» **Testo di partenza**:
_ _ _ _

È vicentina la migliore sommelier italiana nel mondo. Cin cin a Laura Roncaccioli

L'evento 50 Top Italy nel mondo ha premiato la 27enne vicentina miglior sommelier italiana nel mondo per il 2023.
Laura Roncaccioli, 27 anni, miglior sommelier italiana nel mondo per il 2023.
Laura Roncaccioli, 27 anni, miglior sommelier italiana nel mondo per il 2023.
Laura Roncaccioli, 27 anni, miglior sommelier italiana nel mondo per il 2023.
Laura Roncaccioli, 27 anni, miglior sommelier italiana nel mondo per il 2023.

Una giovane vicentina ai vertici della somellerie mondiale. Il Gran Gala della cucina italiana, svoltosi al teatro San Babila di Milano, per celebrare i 50 Top Italy nel mondo, ovvero il meglio della ristorazione italiana oltreconfine, ha premiato Laura Roncaccioli, 27 anni, miglior sommelier italiana nel mondo per il 2023.

Laura Roncaccioli è figlia d'arte. Lavora a Parigi

Figlia d'arte di Claudio Roncaccioli (e sorella di Lorenzo, chef nel ristorante di famiglia) proprietario del ristorante Fuori Modena, in centro storico a Vicenza. Laura lavora al Caffè Stern di Parigi del gruppo Alajmo dal settembre 2021, dopo essere stata chef de rang a Le Calandre di Rubano dall'ottobre 2019.

_ _ _ _

» **I dati**:
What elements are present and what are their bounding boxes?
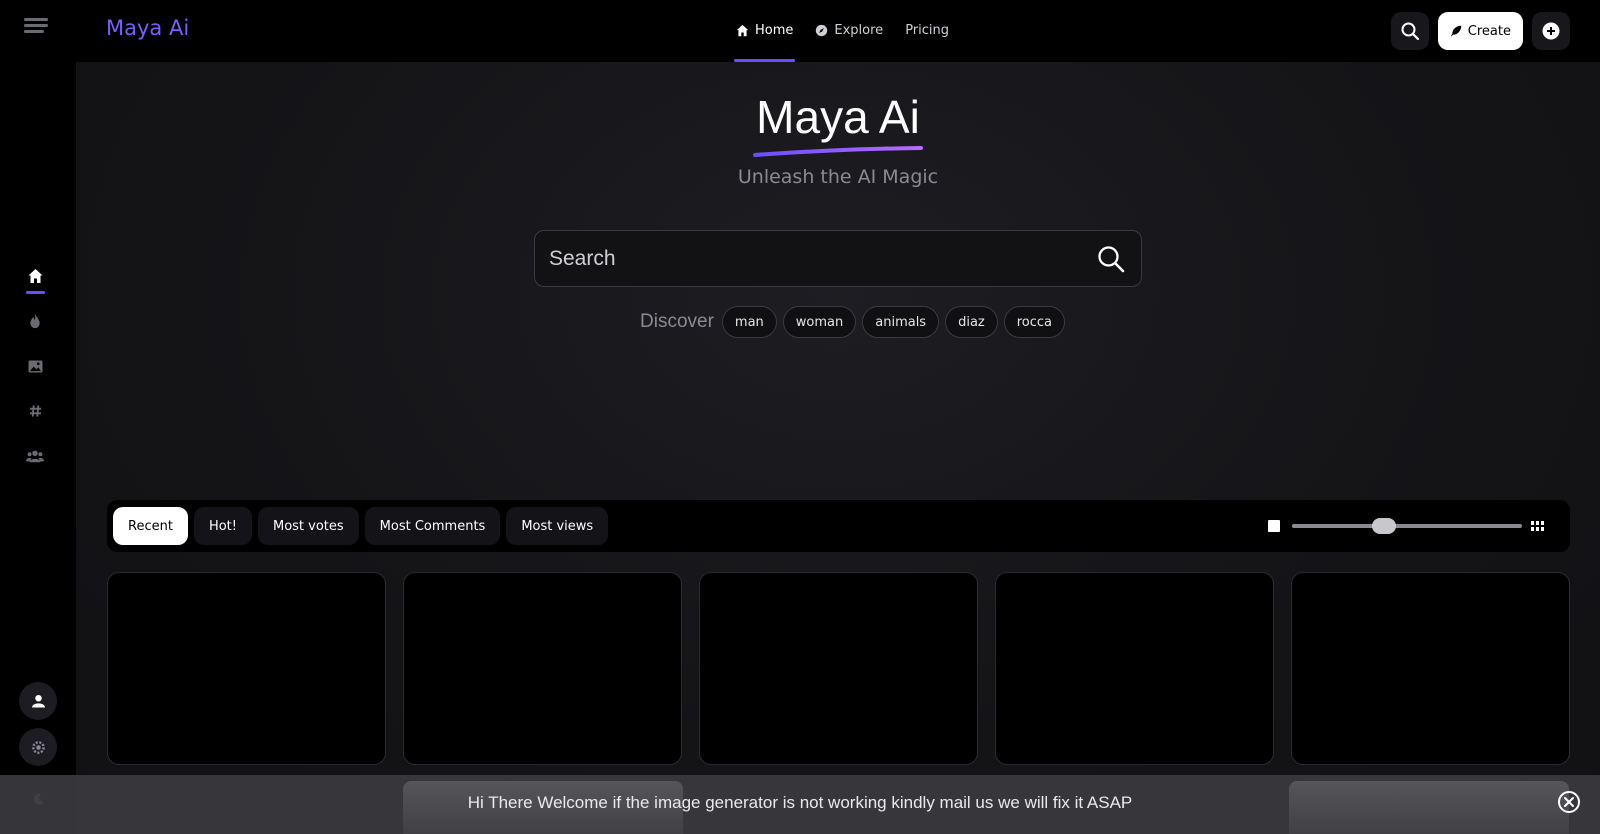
sidebar-item-hot[interactable] bbox=[26, 312, 44, 330]
create-button[interactable]: Create bbox=[1437, 12, 1523, 50]
add-button[interactable] bbox=[1532, 12, 1570, 50]
tab-hot[interactable]: Hot! bbox=[193, 507, 252, 545]
sidebar-item-home[interactable] bbox=[26, 267, 44, 285]
sidebar bbox=[0, 62, 76, 834]
hero-underline bbox=[753, 146, 923, 157]
discover-tags: Discover man woman animals diaz rocca bbox=[640, 306, 1066, 338]
image-card[interactable] bbox=[699, 572, 978, 765]
nav-pricing[interactable]: Pricing bbox=[905, 18, 949, 42]
search-box bbox=[534, 230, 1142, 287]
search-submit-button[interactable] bbox=[1095, 243, 1127, 275]
search-button[interactable] bbox=[1390, 12, 1429, 50]
nav-pricing-label: Pricing bbox=[905, 22, 950, 38]
main-nav: Home Explore Pricing bbox=[733, 18, 949, 62]
main-content: Maya Ai Unleash the AI Magic Discover ma… bbox=[76, 62, 1600, 834]
single-view-icon[interactable] bbox=[1268, 520, 1280, 532]
create-button-label: Create bbox=[1467, 23, 1511, 39]
tag-chip[interactable]: rocca bbox=[1003, 306, 1066, 338]
tag-chip[interactable]: man bbox=[721, 306, 777, 338]
sidebar-item-tags[interactable] bbox=[26, 402, 44, 420]
close-circle-icon[interactable] bbox=[1557, 790, 1581, 814]
home-icon bbox=[28, 269, 42, 283]
home-icon bbox=[736, 24, 749, 36]
discover-label: Discover bbox=[640, 311, 714, 332]
search-icon bbox=[1401, 22, 1419, 41]
grid-size-slider[interactable] bbox=[1292, 518, 1522, 534]
settings-button[interactable] bbox=[19, 728, 57, 766]
tab-most-comments[interactable]: Most Comments bbox=[364, 507, 501, 545]
tab-most-votes[interactable]: Most votes bbox=[257, 507, 359, 545]
menu-icon[interactable] bbox=[24, 18, 48, 34]
tag-chip[interactable]: woman bbox=[782, 306, 857, 338]
gear-icon bbox=[31, 740, 45, 754]
profile-button[interactable] bbox=[19, 682, 57, 720]
hashtag-icon bbox=[29, 405, 41, 417]
slider-handle[interactable] bbox=[1372, 518, 1396, 534]
brand-logo[interactable]: Maya Ai bbox=[106, 16, 189, 40]
users-icon bbox=[26, 450, 44, 463]
user-icon bbox=[31, 694, 45, 708]
hero-subtitle: Unleash the AI Magic bbox=[737, 166, 939, 188]
sidebar-item-gallery[interactable] bbox=[26, 357, 44, 375]
compass-icon bbox=[816, 24, 828, 36]
image-card[interactable] bbox=[403, 572, 682, 765]
nav-home[interactable]: Home bbox=[733, 18, 796, 62]
tab-recent[interactable]: Recent bbox=[113, 507, 188, 545]
nav-home-label: Home bbox=[755, 22, 794, 38]
hero-title: Maya Ai bbox=[756, 91, 920, 143]
grid-view-icon[interactable] bbox=[1531, 520, 1544, 532]
nav-explore[interactable]: Explore bbox=[815, 18, 883, 42]
banner-message: Hi There Welcome if the image generator … bbox=[467, 793, 1133, 812]
image-card[interactable] bbox=[107, 572, 386, 765]
image-card[interactable] bbox=[995, 572, 1274, 765]
filter-bar: Recent Hot! Most votes Most Comments Mos… bbox=[107, 500, 1570, 552]
tab-most-views[interactable]: Most views bbox=[506, 507, 609, 545]
search-icon bbox=[1098, 245, 1125, 272]
flame-icon bbox=[30, 313, 40, 328]
tag-chip[interactable]: diaz bbox=[945, 306, 998, 338]
image-icon bbox=[28, 359, 42, 373]
top-actions: Create bbox=[1390, 12, 1570, 50]
sidebar-active-indicator bbox=[26, 291, 45, 294]
feather-icon bbox=[1450, 25, 1462, 37]
sort-tabs: Recent Hot! Most votes Most Comments Mos… bbox=[113, 507, 609, 545]
top-bar: Maya Ai Home Explore Pricing Create bbox=[0, 0, 1600, 62]
search-input[interactable] bbox=[549, 246, 1095, 271]
plus-circle-icon bbox=[1542, 22, 1560, 40]
tag-chip[interactable]: animals bbox=[862, 306, 940, 338]
sidebar-item-community[interactable] bbox=[26, 447, 44, 465]
nav-explore-label: Explore bbox=[834, 22, 884, 38]
image-grid bbox=[107, 572, 1570, 765]
image-card[interactable] bbox=[1291, 572, 1570, 765]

_ _ _ _

» **Compiti da svolgere**:
1. Secondo il testo di partenza, in quale locale lavora Laura Roncaccioli dal settembre 2021?
2. Riscrivi le righe dei dati partendo da quella con "sidebar-item-hot[interactable] bbox=[26, 312, 44, 330]" e fermandoti dopo quella con "gear-icon bbox=[31, 740, 45, 754]". Sostituisci "tag-chip" con "tag-pill" e lascia tutto il resto invariato.

» **Risposte all'esercizio**:
1. Al Caffè Stern di Parigi, del gruppo Alajmo.

2.
sidebar-item-hot[interactable] bbox=[26, 312, 44, 330]
create-button[interactable]: Create bbox=[1437, 12, 1523, 50]
add-button[interactable] bbox=[1532, 12, 1570, 50]
tab-hot[interactable]: Hot! bbox=[193, 507, 252, 545]
sidebar-item-home[interactable] bbox=[26, 267, 44, 285]
sidebar bbox=[0, 62, 76, 834]
hero-underline bbox=[753, 146, 923, 157]
discover-tags: Discover man woman animals diaz rocca bbox=[640, 306, 1066, 338]
image-card[interactable] bbox=[699, 572, 978, 765]
nav-pricing[interactable]: Pricing bbox=[905, 18, 949, 42]
search-box bbox=[534, 230, 1142, 287]
search-submit-button[interactable] bbox=[1095, 243, 1127, 275]
search-button[interactable] bbox=[1390, 12, 1429, 50]
nav-pricing-label: Pricing bbox=[905, 22, 950, 38]
main-nav: Home Explore Pricing bbox=[733, 18, 949, 62]
main-content: Maya Ai Unleash the AI Magic Discover ma… bbox=[76, 62, 1600, 834]
single-view-icon[interactable] bbox=[1268, 520, 1280, 532]
create-button-label: Create bbox=[1467, 23, 1511, 39]
tag-pill[interactable]: rocca bbox=[1003, 306, 1066, 338]
tag-pill[interactable]: man bbox=[721, 306, 777, 338]
sidebar-item-tags[interactable] bbox=[26, 402, 44, 420]
close-circle-icon[interactable] bbox=[1557, 790, 1581, 814]
home-icon bbox=[28, 269, 42, 283]
home-icon bbox=[736, 24, 749, 36]
discover-label: Discover bbox=[640, 311, 714, 332]
search-icon bbox=[1401, 22, 1419, 41]
grid-size-slider[interactable] bbox=[1292, 518, 1522, 534]
settings-button[interactable] bbox=[19, 728, 57, 766]
tab-most-comments[interactable]: Most Comments bbox=[364, 507, 501, 545]
tab-most-votes[interactable]: Most votes bbox=[257, 507, 359, 545]
menu-icon[interactable] bbox=[24, 18, 48, 34]
tag-pill[interactable]: woman bbox=[782, 306, 857, 338]
gear-icon bbox=[31, 740, 45, 754]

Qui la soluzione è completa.